**Your instructions:**
Restate the records below word for word, and omit the images they hold.

(Dataset records)
.....
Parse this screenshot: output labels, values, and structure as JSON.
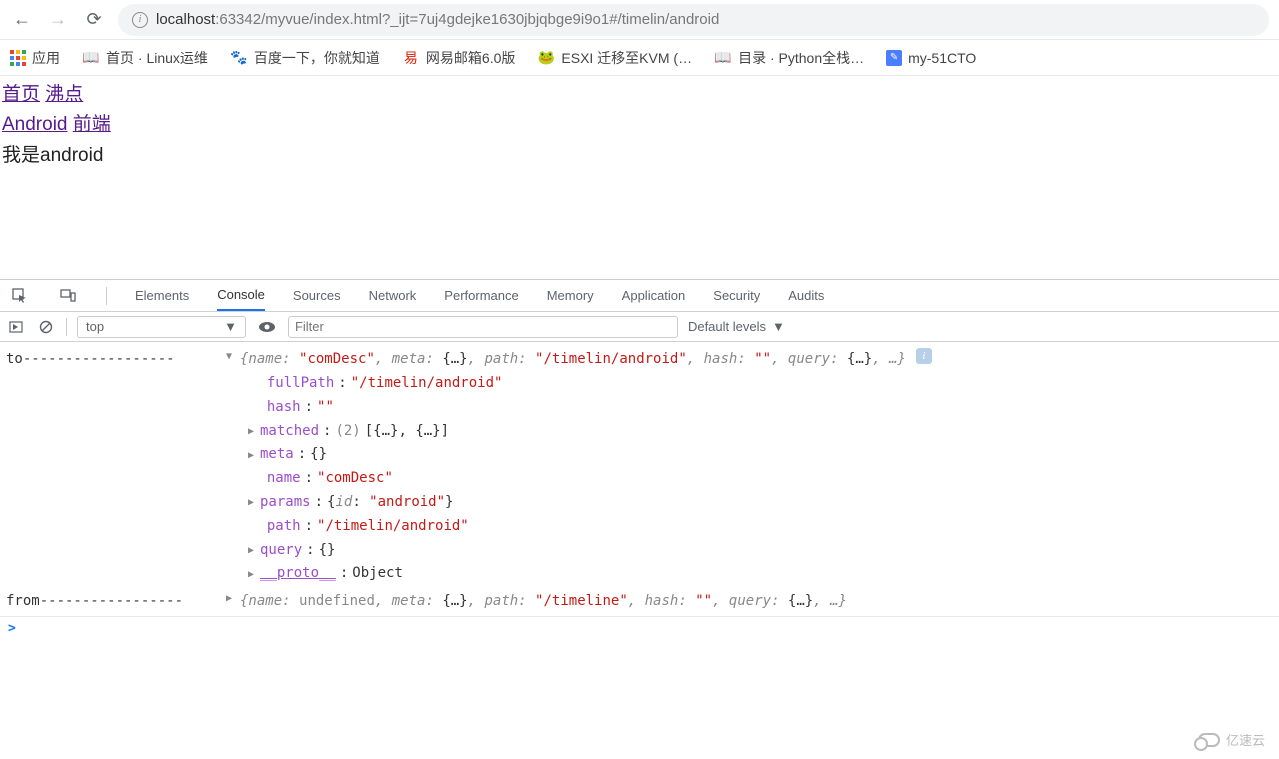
{
  "browser": {
    "url_host": "localhost",
    "url_rest": ":63342/myvue/index.html?_ijt=7uj4gdejke1630jbjqbge9i9o1#/timelin/android"
  },
  "bookmarks": {
    "apps": "应用",
    "items": [
      {
        "label": "首页 · Linux运维"
      },
      {
        "label": "百度一下，你就知道"
      },
      {
        "label": "网易邮箱6.0版"
      },
      {
        "label": "ESXI 迁移至KVM (…"
      },
      {
        "label": "目录 · Python全栈…"
      },
      {
        "label": "my-51CTO"
      }
    ]
  },
  "page": {
    "link_home": "首页",
    "link_boiling": "沸点",
    "link_android": "Android",
    "link_frontend": "前端",
    "content_text": "我是android"
  },
  "devtools": {
    "tabs": {
      "elements": "Elements",
      "console": "Console",
      "sources": "Sources",
      "network": "Network",
      "performance": "Performance",
      "memory": "Memory",
      "application": "Application",
      "security": "Security",
      "audits": "Audits"
    },
    "filterbar": {
      "context": "top",
      "filter_placeholder": "Filter",
      "levels": "Default levels"
    },
    "console": {
      "label_to": "to------------------",
      "label_from": "from-----------------",
      "to_summary": "{name: \"comDesc\", meta: {…}, path: \"/timelin/android\", hash: \"\", query: {…}, …}",
      "to_props": {
        "fullPath_key": "fullPath",
        "fullPath_val": "\"/timelin/android\"",
        "hash_key": "hash",
        "hash_val": "\"\"",
        "matched_key": "matched",
        "matched_count": "(2)",
        "matched_val": "[{…}, {…}]",
        "meta_key": "meta",
        "meta_val": "{}",
        "name_key": "name",
        "name_val": "\"comDesc\"",
        "params_key": "params",
        "params_val": "{id: \"android\"}",
        "params_inner_key": "id",
        "params_inner_val": "\"android\"",
        "path_key": "path",
        "path_val": "\"/timelin/android\"",
        "query_key": "query",
        "query_val": "{}",
        "proto_key": "__proto__",
        "proto_val": "Object"
      },
      "from_summary": "{name: undefined, meta: {…}, path: \"/timeline\", hash: \"\", query: {…}, …}",
      "prompt": ">"
    }
  },
  "watermark": "亿速云"
}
.....
**Full answer:**
Parse this screenshot: output labels, values, and structure as JSON.
{
  "browser": {
    "url_host": "localhost",
    "url_rest": ":63342/myvue/index.html?_ijt=7uj4gdejke1630jbjqbge9i9o1#/timelin/android"
  },
  "bookmarks": {
    "apps": "应用",
    "items": [
      {
        "label": "首页 · Linux运维"
      },
      {
        "label": "百度一下，你就知道"
      },
      {
        "label": "网易邮箱6.0版"
      },
      {
        "label": "ESXI 迁移至KVM (…"
      },
      {
        "label": "目录 · Python全栈…"
      },
      {
        "label": "my-51CTO"
      }
    ]
  },
  "page": {
    "link_home": "首页",
    "link_boiling": "沸点",
    "link_android": "Android",
    "link_frontend": "前端",
    "content_text": "我是android"
  },
  "devtools": {
    "tabs": {
      "elements": "Elements",
      "console": "Console",
      "sources": "Sources",
      "network": "Network",
      "performance": "Performance",
      "memory": "Memory",
      "application": "Application",
      "security": "Security",
      "audits": "Audits"
    },
    "filterbar": {
      "context": "top",
      "filter_placeholder": "Filter",
      "levels": "Default levels"
    },
    "console": {
      "label_to": "to------------------",
      "label_from": "from-----------------",
      "to_summary": "{name: \"comDesc\", meta: {…}, path: \"/timelin/android\", hash: \"\", query: {…}, …}",
      "to_props": {
        "fullPath_key": "fullPath",
        "fullPath_val": "\"/timelin/android\"",
        "hash_key": "hash",
        "hash_val": "\"\"",
        "matched_key": "matched",
        "matched_count": "(2)",
        "matched_val": "[{…}, {…}]",
        "meta_key": "meta",
        "meta_val": "{}",
        "name_key": "name",
        "name_val": "\"comDesc\"",
        "params_key": "params",
        "params_val": "{id: \"android\"}",
        "params_inner_key": "id",
        "params_inner_val": "\"android\"",
        "path_key": "path",
        "path_val": "\"/timelin/android\"",
        "query_key": "query",
        "query_val": "{}",
        "proto_key": "__proto__",
        "proto_val": "Object"
      },
      "from_summary": "{name: undefined, meta: {…}, path: \"/timeline\", hash: \"\", query: {…}, …}",
      "prompt": ">"
    }
  },
  "watermark": "亿速云"
}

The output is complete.